[Data records]
□ □ □ □ □ □ □

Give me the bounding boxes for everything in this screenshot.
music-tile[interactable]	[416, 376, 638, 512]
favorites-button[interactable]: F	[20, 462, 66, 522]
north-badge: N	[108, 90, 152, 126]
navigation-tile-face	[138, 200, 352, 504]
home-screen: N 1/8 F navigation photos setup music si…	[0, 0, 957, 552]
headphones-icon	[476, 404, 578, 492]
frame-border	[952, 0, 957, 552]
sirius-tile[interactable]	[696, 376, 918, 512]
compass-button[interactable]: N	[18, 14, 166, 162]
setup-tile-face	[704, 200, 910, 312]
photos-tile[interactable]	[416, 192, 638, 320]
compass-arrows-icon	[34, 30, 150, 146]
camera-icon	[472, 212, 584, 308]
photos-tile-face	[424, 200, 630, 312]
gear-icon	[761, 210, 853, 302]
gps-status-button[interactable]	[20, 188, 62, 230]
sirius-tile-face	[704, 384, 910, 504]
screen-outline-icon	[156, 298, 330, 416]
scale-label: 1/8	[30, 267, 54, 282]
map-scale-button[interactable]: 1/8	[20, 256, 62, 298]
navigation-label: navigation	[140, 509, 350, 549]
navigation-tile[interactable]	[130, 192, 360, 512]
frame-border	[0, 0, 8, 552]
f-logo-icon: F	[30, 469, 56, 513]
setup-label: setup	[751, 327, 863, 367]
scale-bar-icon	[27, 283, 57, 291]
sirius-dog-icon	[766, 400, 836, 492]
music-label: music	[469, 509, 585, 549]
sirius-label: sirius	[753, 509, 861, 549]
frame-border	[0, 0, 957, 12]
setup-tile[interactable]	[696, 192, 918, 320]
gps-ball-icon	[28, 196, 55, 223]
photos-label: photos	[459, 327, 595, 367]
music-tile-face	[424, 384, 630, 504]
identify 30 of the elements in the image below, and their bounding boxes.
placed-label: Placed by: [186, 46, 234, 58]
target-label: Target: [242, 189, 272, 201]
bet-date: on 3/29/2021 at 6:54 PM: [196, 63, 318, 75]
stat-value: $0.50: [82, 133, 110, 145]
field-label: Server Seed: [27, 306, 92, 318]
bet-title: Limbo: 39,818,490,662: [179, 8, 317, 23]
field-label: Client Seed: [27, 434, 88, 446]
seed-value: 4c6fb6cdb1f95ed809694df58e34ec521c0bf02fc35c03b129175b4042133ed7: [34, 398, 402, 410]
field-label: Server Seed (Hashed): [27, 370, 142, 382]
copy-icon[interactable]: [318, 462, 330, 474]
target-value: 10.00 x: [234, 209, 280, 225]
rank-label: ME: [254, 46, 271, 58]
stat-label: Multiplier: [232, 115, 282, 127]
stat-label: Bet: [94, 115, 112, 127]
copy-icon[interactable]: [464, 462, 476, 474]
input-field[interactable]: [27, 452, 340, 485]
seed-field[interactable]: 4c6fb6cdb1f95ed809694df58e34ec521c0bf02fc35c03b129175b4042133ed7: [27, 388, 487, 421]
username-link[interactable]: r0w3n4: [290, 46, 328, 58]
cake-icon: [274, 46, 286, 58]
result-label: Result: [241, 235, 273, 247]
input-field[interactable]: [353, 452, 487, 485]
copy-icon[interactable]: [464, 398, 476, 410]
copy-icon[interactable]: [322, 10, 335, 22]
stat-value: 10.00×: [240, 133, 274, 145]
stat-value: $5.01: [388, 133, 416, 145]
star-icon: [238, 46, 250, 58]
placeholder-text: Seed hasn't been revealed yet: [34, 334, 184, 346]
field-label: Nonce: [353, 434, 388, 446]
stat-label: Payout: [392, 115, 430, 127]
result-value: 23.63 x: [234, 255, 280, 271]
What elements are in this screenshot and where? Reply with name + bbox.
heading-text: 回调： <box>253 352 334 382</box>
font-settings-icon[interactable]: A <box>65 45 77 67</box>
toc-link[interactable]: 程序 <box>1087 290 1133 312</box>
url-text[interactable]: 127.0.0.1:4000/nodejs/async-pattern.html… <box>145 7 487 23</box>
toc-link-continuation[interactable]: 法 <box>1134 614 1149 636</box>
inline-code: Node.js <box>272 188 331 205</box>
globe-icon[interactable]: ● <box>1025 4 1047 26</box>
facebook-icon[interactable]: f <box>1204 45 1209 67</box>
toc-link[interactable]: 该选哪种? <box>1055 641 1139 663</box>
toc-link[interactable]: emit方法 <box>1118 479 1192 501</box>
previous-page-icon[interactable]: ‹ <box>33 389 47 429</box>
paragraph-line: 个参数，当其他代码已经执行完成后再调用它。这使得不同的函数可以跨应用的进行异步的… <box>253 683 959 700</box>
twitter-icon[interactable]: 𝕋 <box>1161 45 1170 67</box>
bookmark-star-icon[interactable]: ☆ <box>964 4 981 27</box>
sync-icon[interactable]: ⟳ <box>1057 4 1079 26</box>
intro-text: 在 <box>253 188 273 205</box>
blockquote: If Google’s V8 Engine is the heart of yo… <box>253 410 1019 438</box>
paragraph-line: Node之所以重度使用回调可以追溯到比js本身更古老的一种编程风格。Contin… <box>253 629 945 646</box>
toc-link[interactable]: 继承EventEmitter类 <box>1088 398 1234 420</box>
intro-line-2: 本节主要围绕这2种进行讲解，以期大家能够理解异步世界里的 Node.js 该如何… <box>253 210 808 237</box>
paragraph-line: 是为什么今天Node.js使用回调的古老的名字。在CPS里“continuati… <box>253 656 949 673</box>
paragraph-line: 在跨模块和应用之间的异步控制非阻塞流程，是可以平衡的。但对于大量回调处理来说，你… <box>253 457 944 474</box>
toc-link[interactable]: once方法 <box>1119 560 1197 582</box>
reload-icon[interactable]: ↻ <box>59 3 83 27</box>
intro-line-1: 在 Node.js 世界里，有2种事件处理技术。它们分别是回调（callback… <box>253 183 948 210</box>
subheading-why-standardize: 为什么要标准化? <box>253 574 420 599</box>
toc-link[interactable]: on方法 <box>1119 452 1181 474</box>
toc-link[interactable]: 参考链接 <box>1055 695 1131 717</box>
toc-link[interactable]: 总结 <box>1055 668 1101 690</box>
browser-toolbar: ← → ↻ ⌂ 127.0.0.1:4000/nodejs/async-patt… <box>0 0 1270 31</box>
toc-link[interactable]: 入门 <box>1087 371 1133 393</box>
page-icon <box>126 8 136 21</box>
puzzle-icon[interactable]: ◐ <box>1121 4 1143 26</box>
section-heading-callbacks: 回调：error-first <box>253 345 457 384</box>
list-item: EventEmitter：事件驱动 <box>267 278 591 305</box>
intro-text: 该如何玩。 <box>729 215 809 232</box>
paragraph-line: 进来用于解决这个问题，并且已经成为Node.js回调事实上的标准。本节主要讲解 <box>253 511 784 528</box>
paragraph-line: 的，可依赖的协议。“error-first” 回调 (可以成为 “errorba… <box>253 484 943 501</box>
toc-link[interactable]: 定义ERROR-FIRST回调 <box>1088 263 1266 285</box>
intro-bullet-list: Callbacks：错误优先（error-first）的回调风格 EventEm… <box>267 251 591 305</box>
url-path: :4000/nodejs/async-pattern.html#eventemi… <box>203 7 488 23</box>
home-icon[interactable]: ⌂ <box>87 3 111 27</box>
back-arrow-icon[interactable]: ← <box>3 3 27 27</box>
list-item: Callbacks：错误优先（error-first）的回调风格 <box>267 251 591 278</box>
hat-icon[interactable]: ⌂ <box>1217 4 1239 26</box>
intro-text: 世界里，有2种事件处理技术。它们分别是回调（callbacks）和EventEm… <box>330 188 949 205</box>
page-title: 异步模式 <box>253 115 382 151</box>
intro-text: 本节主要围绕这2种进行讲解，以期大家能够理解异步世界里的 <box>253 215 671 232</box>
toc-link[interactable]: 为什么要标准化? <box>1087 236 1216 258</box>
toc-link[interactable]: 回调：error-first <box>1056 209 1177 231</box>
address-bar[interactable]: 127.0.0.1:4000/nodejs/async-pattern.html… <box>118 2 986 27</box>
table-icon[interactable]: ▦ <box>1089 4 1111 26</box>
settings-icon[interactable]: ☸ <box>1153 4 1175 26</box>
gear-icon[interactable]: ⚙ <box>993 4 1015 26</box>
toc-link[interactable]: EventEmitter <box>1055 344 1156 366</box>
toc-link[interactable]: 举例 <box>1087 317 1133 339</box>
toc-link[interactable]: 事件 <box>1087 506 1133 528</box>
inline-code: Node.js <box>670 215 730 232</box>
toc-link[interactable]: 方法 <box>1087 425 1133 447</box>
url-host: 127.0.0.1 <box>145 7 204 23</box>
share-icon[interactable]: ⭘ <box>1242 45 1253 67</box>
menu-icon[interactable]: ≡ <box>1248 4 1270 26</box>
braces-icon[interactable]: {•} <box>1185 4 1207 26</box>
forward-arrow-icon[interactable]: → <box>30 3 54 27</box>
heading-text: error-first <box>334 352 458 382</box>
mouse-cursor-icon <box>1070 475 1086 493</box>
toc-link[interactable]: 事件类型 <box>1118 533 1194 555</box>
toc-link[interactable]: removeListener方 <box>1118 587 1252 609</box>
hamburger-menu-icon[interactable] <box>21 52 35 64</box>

□ □ □ □ □ □ □

Exercise requirements:
Render the rows as a JSON list of strings, one string per line, leaving out blank lines. Begin at the first row and stop after the line that contains "200, 352, 504]".

Answer to this task:
[
  "Give me the bounding boxes for everything in this screenshot.",
  "music-tile[interactable]\t[416, 376, 638, 512]",
  "favorites-button[interactable]: F\t[20, 462, 66, 522]",
  "north-badge: N\t[108, 90, 152, 126]",
  "navigation-tile-face\t[138, 200, 352, 504]"
]